Your goal: Look for the word "Sleeve" in the entries below, then copy every line that has it.
==== Supplied entries ====
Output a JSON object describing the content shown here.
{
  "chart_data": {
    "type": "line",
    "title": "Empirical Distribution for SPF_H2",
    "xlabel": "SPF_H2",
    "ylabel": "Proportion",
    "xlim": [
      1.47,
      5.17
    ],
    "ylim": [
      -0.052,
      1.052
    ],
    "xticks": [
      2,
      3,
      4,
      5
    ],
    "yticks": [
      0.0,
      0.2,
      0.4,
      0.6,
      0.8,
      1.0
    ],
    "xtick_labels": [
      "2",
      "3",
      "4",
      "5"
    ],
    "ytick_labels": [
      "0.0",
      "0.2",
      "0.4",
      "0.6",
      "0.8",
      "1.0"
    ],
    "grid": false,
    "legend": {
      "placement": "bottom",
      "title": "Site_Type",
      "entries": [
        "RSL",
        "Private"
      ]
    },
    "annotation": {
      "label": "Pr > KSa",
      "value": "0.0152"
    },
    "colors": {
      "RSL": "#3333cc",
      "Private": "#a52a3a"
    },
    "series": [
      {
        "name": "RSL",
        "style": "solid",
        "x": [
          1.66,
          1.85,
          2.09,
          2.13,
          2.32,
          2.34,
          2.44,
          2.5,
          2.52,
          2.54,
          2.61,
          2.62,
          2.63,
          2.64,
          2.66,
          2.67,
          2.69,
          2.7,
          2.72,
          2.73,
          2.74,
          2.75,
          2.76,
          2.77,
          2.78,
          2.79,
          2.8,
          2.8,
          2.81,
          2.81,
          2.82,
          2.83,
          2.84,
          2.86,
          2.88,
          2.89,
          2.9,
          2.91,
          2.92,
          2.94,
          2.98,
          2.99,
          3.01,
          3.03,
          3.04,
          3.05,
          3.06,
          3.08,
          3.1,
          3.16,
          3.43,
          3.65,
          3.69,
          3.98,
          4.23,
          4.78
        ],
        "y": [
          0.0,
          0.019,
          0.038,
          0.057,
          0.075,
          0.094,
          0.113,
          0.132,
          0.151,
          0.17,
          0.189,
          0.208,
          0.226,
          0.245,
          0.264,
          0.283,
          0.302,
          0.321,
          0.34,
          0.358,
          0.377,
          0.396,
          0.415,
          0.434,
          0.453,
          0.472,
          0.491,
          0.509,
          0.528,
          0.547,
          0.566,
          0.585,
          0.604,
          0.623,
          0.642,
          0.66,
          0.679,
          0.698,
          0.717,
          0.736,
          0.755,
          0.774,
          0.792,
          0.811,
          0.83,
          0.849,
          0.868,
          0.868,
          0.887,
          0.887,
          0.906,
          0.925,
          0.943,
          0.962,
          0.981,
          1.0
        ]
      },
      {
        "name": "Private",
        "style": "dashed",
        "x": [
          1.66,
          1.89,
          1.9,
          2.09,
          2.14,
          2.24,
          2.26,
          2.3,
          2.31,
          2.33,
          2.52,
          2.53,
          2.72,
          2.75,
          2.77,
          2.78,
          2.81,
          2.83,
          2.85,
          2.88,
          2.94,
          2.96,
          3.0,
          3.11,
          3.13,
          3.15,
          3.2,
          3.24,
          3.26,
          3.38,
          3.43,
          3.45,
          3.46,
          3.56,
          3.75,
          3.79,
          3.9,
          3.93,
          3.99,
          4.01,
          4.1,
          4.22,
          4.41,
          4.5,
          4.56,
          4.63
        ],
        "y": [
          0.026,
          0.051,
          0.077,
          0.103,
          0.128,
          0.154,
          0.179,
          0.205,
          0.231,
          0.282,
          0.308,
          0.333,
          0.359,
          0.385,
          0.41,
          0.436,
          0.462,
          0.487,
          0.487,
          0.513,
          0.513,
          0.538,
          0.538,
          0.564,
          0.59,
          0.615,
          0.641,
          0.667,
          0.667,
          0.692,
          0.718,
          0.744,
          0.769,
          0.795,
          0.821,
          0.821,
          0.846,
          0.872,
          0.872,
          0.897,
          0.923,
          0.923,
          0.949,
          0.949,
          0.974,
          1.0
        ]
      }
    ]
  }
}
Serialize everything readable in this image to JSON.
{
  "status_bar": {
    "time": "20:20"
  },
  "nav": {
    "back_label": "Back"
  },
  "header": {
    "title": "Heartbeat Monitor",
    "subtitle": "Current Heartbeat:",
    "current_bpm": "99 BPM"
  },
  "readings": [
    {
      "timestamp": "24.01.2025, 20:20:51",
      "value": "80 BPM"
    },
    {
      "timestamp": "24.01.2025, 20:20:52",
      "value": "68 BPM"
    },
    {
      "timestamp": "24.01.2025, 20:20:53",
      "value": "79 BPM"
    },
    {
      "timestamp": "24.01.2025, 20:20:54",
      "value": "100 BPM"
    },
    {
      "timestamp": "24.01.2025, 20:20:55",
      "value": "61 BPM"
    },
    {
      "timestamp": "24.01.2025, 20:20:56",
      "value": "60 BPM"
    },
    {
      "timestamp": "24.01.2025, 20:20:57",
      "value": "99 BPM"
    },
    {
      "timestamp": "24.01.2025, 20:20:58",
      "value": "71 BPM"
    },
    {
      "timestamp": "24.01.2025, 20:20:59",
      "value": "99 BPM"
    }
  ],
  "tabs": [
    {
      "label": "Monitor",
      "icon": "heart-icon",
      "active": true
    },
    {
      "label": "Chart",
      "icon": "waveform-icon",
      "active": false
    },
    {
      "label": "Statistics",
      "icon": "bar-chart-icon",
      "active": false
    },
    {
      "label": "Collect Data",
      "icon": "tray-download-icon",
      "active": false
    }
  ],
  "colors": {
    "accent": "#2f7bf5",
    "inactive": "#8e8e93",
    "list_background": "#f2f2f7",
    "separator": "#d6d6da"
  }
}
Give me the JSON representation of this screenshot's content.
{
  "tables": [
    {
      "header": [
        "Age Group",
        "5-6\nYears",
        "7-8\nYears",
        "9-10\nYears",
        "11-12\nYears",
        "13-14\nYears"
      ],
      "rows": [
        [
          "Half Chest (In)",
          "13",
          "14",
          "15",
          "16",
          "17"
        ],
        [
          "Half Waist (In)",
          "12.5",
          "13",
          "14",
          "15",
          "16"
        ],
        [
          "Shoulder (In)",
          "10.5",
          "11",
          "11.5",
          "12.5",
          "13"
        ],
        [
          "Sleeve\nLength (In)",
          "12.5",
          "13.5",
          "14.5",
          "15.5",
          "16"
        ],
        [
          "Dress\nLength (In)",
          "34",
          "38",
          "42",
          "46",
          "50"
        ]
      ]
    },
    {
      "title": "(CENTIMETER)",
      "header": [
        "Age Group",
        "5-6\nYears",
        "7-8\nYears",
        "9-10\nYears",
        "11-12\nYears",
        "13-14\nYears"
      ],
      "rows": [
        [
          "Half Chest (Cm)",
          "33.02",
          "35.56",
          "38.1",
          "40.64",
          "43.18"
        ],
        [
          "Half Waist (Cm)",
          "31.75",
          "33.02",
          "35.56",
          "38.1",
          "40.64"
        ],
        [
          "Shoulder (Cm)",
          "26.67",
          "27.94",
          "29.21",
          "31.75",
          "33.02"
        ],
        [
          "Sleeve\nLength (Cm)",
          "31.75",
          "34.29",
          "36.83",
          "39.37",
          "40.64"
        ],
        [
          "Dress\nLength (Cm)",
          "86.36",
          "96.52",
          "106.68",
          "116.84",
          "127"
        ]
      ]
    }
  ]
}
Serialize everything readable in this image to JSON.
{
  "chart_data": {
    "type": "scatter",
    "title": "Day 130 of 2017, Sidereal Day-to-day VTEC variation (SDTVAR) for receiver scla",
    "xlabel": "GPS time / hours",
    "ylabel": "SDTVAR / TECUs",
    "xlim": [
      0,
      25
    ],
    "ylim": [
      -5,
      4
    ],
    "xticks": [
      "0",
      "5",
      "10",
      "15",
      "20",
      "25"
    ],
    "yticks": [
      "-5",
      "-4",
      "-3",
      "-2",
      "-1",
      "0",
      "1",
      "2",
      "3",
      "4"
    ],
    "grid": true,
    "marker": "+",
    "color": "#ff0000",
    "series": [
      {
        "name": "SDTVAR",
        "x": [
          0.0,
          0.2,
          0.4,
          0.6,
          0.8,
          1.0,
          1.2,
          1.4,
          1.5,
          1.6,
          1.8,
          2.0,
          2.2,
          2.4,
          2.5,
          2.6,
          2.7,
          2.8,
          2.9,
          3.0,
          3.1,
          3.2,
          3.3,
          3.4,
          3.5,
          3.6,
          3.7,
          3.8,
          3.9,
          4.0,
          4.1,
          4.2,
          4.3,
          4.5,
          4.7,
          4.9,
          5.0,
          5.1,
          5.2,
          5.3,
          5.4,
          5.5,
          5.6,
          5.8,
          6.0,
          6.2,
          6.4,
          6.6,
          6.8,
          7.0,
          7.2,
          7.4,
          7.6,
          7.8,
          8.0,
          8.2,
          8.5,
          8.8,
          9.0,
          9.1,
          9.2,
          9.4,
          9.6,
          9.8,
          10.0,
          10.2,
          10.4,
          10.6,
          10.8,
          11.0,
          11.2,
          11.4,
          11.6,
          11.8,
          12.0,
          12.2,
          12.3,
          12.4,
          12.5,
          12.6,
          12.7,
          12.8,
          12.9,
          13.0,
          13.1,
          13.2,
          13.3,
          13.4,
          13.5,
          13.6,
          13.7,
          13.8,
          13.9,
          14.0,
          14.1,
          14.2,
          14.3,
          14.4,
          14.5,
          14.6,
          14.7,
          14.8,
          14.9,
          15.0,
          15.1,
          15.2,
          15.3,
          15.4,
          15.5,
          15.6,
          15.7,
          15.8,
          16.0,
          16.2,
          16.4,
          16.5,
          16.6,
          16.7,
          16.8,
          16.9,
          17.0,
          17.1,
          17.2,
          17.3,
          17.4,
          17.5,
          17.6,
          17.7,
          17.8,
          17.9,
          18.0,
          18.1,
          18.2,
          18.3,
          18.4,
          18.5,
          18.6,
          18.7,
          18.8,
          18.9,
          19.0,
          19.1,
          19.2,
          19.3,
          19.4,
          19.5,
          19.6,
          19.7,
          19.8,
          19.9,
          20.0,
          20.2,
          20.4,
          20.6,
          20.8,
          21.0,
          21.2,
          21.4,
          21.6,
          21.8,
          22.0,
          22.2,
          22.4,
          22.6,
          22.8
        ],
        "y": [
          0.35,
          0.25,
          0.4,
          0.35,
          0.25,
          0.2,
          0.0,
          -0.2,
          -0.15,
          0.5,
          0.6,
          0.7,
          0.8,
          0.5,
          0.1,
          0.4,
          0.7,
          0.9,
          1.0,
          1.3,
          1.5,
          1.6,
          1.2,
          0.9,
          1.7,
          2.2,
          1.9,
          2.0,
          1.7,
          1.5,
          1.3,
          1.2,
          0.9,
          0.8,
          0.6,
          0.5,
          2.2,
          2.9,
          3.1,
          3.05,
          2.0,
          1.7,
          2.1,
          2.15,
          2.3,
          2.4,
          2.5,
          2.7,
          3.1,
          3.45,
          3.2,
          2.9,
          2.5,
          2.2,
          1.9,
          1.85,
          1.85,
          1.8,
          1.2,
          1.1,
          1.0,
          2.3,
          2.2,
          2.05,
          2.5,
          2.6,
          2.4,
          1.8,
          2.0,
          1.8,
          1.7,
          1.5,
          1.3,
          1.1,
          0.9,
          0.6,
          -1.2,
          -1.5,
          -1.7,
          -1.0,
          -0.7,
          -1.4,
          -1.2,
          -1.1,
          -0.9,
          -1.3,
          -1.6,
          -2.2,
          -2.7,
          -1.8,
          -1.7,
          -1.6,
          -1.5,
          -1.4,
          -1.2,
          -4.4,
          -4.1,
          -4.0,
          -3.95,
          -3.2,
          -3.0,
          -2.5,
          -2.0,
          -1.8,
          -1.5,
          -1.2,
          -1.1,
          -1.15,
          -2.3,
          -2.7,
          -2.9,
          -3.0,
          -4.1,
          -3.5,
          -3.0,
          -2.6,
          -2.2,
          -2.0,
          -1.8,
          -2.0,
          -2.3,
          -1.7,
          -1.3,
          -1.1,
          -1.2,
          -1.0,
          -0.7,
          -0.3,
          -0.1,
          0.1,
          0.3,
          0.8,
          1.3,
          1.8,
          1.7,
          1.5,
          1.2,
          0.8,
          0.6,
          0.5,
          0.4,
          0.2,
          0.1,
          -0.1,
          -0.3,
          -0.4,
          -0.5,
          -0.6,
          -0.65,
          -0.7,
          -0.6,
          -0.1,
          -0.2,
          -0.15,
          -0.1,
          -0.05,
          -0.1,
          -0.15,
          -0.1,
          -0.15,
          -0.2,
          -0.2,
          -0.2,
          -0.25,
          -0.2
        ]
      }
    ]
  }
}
====
Output:
          "Sleeve\nLength (In)",
          "Sleeve\nLength (Cm)",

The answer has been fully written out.